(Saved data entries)

===============

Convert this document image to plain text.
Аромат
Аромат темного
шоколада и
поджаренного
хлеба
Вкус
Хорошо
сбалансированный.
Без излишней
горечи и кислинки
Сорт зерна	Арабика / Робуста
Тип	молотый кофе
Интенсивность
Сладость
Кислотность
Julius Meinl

===============

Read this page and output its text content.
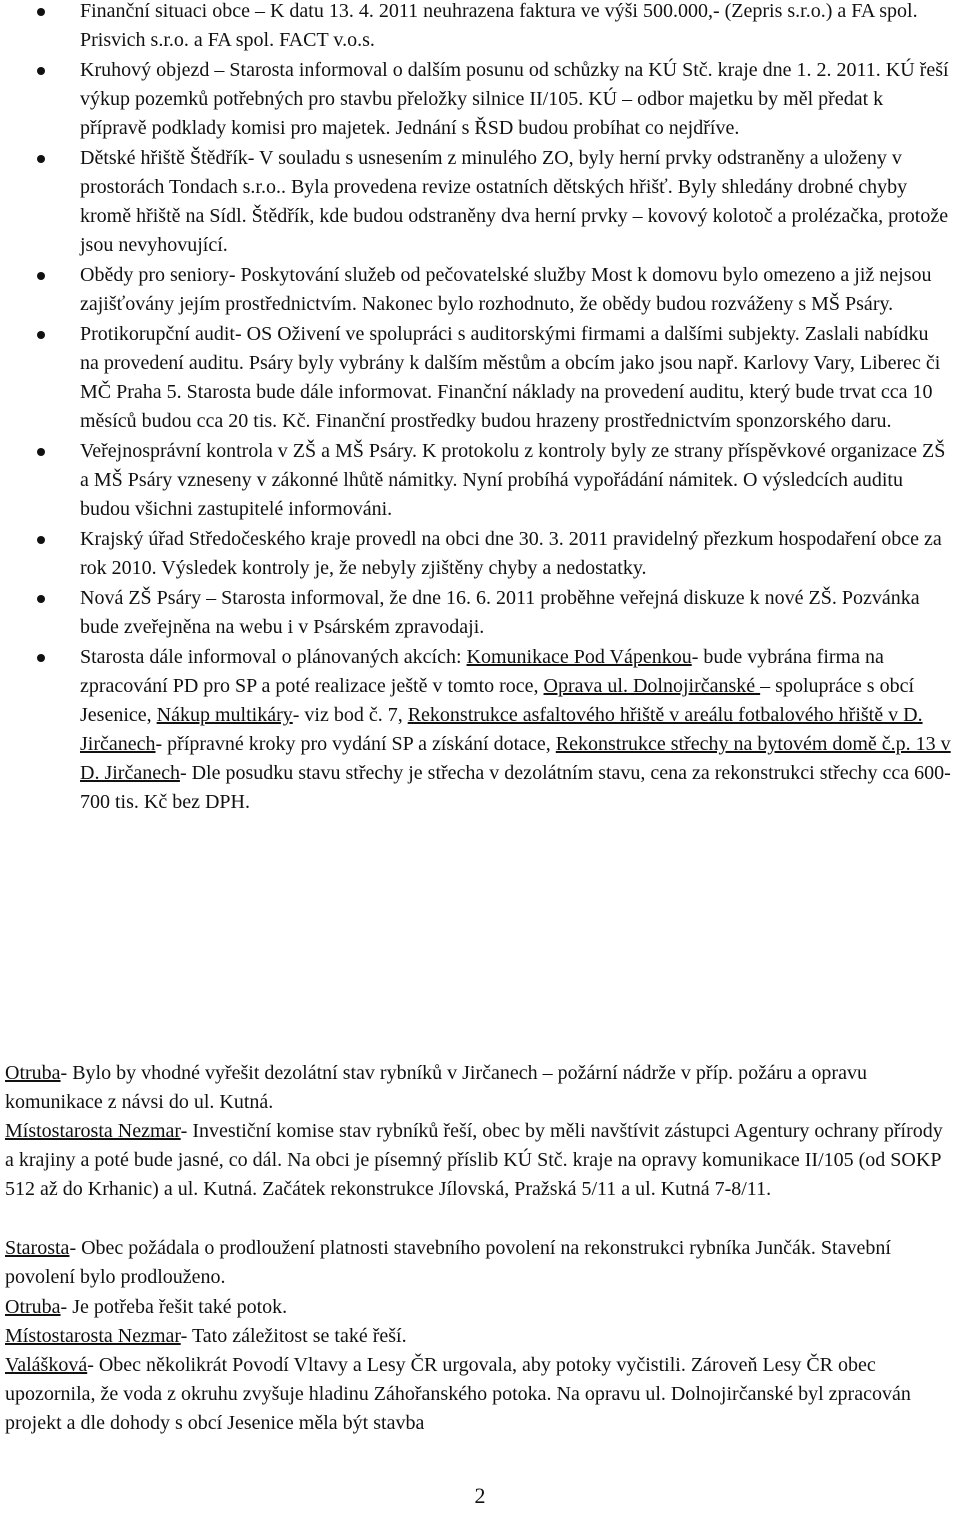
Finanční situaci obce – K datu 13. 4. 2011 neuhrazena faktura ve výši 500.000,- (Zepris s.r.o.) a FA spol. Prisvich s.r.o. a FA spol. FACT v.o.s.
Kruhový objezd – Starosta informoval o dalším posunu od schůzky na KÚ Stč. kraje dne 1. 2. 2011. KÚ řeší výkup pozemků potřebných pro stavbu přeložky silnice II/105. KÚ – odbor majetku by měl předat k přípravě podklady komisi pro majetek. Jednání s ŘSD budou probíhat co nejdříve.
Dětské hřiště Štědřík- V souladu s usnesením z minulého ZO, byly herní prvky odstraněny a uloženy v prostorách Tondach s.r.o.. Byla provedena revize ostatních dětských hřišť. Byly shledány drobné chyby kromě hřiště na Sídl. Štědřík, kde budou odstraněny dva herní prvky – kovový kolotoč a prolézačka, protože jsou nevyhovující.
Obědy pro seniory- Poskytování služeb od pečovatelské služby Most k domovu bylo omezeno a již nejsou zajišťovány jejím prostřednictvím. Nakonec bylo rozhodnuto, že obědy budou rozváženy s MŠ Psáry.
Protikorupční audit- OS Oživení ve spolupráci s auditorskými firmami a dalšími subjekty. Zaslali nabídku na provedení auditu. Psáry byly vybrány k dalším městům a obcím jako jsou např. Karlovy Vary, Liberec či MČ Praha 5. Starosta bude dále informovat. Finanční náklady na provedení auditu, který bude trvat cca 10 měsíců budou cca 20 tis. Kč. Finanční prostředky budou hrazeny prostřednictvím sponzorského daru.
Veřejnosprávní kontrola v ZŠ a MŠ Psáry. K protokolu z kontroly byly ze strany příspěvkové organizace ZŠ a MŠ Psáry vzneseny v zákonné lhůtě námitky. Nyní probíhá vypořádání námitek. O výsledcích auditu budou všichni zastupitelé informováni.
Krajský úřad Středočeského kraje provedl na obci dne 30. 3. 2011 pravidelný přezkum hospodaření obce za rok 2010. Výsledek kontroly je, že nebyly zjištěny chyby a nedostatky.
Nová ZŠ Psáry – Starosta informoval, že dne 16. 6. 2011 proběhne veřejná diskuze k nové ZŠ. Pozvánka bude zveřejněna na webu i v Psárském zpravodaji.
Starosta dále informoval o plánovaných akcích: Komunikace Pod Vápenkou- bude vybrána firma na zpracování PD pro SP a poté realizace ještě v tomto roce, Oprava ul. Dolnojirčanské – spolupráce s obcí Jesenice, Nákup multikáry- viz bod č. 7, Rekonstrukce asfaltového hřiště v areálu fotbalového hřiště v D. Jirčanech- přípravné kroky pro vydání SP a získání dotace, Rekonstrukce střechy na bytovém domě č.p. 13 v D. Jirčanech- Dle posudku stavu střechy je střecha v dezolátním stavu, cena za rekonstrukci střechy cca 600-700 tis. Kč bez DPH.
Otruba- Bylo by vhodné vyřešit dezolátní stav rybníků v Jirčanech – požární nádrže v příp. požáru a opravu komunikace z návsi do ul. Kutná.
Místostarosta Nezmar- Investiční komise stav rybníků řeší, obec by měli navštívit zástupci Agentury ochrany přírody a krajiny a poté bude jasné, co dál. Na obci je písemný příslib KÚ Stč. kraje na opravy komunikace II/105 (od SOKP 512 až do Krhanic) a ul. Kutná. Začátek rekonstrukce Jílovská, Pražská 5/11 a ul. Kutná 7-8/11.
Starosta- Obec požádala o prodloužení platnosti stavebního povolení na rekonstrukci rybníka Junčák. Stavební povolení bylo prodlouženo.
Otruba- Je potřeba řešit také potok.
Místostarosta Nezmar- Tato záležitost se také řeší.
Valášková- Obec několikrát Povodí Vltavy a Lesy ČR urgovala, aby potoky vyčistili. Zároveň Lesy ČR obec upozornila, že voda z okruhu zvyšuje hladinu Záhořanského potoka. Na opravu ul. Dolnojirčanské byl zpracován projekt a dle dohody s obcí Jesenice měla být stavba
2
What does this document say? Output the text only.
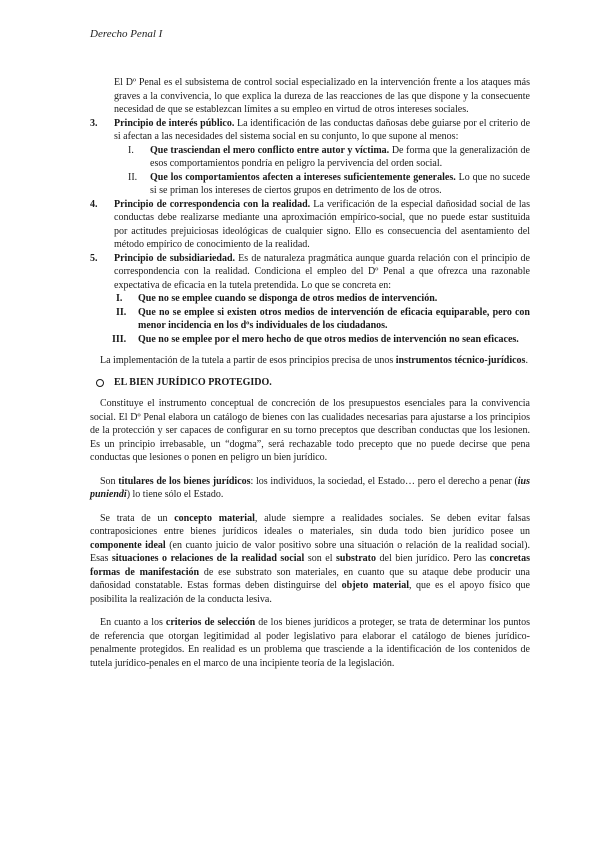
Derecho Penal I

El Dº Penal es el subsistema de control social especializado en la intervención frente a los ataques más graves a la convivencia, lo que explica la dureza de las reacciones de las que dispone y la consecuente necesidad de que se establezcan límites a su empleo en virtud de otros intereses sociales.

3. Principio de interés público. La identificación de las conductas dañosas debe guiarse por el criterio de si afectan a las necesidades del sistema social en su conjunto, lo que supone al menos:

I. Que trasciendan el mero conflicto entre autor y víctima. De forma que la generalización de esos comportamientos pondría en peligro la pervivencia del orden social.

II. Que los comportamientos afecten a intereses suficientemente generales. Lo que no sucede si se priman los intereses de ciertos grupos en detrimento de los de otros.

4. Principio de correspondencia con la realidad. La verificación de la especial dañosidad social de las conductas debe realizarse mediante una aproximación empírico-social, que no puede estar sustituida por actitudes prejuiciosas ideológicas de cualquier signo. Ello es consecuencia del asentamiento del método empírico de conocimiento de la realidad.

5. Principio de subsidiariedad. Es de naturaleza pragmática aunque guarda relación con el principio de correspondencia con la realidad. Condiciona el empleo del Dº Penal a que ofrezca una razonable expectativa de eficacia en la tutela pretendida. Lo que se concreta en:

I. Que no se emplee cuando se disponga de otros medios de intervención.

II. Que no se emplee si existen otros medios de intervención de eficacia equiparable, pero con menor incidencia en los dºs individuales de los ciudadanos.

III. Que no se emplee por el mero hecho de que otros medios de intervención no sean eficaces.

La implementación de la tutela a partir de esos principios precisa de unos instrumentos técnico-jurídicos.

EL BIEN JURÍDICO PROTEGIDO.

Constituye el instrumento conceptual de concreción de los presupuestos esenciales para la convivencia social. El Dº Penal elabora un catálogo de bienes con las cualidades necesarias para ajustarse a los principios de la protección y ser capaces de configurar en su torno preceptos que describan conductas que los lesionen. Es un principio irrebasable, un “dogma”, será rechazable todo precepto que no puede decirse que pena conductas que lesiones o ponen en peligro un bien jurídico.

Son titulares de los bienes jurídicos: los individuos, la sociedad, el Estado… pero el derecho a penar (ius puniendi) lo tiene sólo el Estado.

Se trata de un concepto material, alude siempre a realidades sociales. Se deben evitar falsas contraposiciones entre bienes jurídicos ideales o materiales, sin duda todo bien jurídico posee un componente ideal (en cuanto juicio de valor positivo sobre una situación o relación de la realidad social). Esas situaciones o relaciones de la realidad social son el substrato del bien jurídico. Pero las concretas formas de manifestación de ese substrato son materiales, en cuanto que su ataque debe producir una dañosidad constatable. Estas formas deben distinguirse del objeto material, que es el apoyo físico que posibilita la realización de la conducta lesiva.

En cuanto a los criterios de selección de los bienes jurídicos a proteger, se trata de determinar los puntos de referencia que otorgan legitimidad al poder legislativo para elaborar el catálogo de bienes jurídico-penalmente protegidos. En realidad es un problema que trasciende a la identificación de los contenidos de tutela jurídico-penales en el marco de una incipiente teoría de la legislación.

===============

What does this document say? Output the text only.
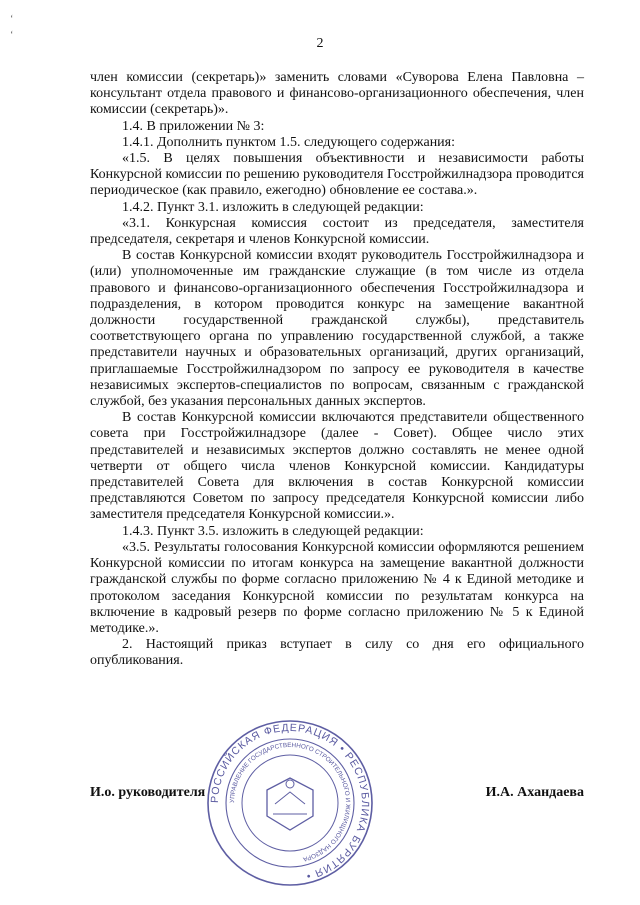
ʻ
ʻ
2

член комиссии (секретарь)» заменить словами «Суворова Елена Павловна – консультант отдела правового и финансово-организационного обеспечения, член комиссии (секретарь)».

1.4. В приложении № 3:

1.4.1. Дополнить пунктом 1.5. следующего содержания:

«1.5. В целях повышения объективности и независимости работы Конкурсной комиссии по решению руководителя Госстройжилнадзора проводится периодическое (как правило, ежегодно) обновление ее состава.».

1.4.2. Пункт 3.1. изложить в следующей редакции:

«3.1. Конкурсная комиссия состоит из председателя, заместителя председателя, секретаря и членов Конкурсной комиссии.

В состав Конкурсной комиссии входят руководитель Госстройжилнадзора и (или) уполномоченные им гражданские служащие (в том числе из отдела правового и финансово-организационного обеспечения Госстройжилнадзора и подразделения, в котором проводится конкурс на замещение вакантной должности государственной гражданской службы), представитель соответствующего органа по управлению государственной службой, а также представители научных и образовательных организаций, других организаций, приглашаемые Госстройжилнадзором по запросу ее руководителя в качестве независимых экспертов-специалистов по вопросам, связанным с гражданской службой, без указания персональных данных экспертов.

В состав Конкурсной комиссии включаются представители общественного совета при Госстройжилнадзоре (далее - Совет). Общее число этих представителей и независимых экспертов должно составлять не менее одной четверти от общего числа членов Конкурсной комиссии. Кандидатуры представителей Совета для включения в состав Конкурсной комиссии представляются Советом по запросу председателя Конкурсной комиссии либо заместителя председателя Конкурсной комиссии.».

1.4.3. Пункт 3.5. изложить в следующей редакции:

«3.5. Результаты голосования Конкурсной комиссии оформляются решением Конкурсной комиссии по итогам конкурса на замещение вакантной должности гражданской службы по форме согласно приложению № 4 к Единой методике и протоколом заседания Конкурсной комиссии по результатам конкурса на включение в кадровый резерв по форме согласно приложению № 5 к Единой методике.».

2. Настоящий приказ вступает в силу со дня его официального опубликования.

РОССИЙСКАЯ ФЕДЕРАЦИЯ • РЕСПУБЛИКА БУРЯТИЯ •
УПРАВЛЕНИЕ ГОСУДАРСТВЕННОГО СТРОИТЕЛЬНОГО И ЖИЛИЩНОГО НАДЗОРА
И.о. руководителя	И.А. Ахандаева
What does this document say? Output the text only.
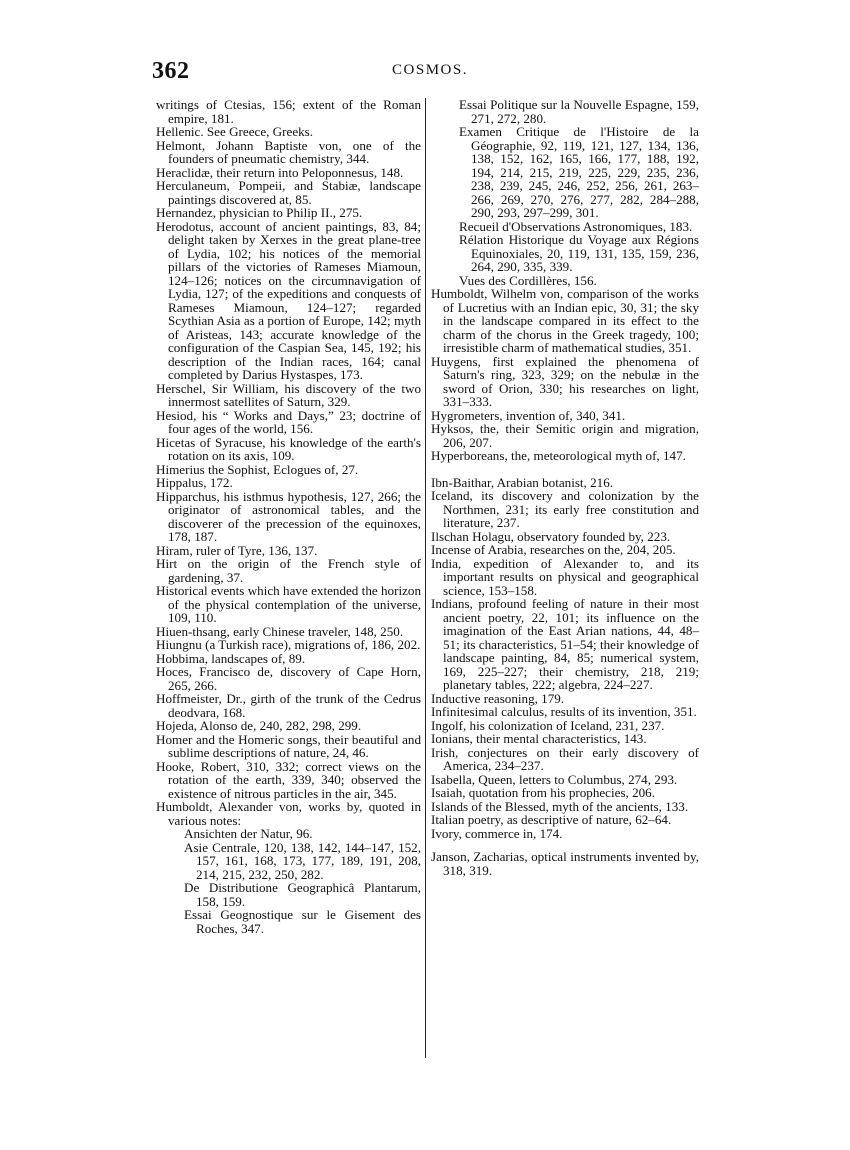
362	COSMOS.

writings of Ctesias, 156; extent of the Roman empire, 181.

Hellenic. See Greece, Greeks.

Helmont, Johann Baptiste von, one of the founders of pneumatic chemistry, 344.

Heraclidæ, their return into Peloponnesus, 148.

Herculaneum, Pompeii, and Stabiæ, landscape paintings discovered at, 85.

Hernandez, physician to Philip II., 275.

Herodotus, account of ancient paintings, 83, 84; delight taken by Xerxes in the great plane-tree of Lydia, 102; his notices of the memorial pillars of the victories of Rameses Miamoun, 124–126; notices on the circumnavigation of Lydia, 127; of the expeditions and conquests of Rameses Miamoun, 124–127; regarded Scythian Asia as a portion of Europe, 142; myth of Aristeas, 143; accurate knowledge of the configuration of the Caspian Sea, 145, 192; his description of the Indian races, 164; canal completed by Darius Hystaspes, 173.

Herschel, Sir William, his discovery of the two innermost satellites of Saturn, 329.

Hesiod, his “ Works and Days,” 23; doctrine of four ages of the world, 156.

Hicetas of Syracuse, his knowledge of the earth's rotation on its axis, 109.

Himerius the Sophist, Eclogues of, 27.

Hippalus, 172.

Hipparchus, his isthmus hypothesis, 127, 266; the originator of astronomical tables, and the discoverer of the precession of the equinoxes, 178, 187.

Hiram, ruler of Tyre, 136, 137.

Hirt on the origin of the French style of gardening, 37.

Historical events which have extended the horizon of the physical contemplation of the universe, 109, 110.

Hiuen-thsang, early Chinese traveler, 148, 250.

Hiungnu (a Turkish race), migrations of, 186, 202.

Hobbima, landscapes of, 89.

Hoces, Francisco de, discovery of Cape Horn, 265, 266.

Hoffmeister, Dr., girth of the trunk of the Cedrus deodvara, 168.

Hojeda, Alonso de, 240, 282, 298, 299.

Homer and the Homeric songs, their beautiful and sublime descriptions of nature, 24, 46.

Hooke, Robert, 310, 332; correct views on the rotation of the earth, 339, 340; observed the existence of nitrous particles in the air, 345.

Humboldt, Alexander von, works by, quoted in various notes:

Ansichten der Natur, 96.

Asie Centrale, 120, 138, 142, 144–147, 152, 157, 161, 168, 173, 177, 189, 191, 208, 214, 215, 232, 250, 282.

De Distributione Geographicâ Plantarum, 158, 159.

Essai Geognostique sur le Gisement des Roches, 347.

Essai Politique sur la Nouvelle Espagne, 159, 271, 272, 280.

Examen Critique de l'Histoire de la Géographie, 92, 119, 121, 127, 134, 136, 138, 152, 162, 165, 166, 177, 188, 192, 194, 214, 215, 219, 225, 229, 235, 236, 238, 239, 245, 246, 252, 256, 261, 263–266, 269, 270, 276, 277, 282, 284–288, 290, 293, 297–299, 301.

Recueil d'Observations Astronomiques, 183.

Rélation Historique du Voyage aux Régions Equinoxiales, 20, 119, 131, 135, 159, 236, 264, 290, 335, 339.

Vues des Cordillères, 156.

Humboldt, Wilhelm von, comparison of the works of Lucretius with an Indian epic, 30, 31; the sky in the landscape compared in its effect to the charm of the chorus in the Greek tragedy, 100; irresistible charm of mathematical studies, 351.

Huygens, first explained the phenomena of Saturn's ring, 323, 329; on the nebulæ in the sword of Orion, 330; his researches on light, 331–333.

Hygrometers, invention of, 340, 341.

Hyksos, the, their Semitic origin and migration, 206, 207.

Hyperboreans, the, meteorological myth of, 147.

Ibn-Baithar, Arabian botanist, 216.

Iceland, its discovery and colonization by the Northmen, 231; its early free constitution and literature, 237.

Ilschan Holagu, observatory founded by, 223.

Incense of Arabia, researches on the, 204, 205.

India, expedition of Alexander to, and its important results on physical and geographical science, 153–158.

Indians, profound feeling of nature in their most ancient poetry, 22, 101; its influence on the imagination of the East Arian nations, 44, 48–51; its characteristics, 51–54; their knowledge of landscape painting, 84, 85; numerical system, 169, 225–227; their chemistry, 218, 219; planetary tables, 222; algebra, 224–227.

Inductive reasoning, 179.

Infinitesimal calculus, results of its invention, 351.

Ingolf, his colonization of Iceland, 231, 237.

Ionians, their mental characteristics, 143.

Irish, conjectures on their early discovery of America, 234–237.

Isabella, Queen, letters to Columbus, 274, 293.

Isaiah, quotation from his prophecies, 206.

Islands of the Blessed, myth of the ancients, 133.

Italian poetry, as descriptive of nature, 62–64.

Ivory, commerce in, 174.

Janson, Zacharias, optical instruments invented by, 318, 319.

===============

• Exercise:
Lines of the material that contain the word "замещение" are to be gathered.

• Answer to this task:
В состав Конкурсной комиссии входят руководитель Госстройжилнадзора и (или) уполномоченные им гражданские служащие (в том числе из отдела правового и финансово-организационного обеспечения Госстройжилнадзора и подразделения, в котором проводится конкурс на замещение вакантной должности государственной гражданской службы), представитель соответствующего органа по управлению государственной службой, а также представители научных и образовательных организаций, других организаций, приглашаемые Госстройжилнадзором по запросу ее руководителя в качестве независимых экспертов-специалистов по вопросам, связанным с гражданской службой, без указания персональных данных экспертов.
«3.5. Результаты голосования Конкурсной комиссии оформляются решением Конкурсной комиссии по итогам конкурса на замещение вакантной должности гражданской службы по форме согласно приложению № 4 к Единой методике и протоколом заседания Конкурсной комиссии по результатам конкурса на включение в кадровый резерв по форме согласно приложению № 5 к Единой методике.».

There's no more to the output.